Extracted data entries
***
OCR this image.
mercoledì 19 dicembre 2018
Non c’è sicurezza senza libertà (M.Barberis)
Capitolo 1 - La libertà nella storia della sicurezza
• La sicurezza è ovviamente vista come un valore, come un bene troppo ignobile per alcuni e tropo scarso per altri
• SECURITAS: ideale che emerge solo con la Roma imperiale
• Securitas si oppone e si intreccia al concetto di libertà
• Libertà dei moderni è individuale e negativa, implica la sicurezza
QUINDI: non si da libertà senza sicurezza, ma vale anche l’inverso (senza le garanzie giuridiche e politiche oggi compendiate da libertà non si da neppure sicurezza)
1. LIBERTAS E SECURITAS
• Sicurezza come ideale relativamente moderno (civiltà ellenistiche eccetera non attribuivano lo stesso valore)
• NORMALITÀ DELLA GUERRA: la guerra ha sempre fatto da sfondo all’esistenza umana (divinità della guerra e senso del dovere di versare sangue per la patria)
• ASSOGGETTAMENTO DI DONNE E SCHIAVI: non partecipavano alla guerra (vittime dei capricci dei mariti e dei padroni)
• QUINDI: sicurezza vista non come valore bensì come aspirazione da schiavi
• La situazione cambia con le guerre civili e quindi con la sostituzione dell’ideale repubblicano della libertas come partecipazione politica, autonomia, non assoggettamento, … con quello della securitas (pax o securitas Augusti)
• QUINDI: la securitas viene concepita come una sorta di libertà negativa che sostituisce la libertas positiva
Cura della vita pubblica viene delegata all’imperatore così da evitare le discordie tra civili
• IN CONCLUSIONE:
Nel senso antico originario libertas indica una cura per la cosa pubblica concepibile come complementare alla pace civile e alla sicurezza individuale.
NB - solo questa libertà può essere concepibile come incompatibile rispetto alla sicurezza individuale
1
***
## WHAT YOU NEED TO DO:
Show all lines from the listing above in which "civili" appears.

## OUTPUT BELOW:
• La situazione cambia con le guerre civili e quindi con la sostituzione dell’ideale repubblicano della libertas come partecipazione politica, autonomia, non assoggettamento, … con quello della securitas (pax o securitas Augusti)
Cura della vita pubblica viene delegata all’imperatore così da evitare le discordie tra civili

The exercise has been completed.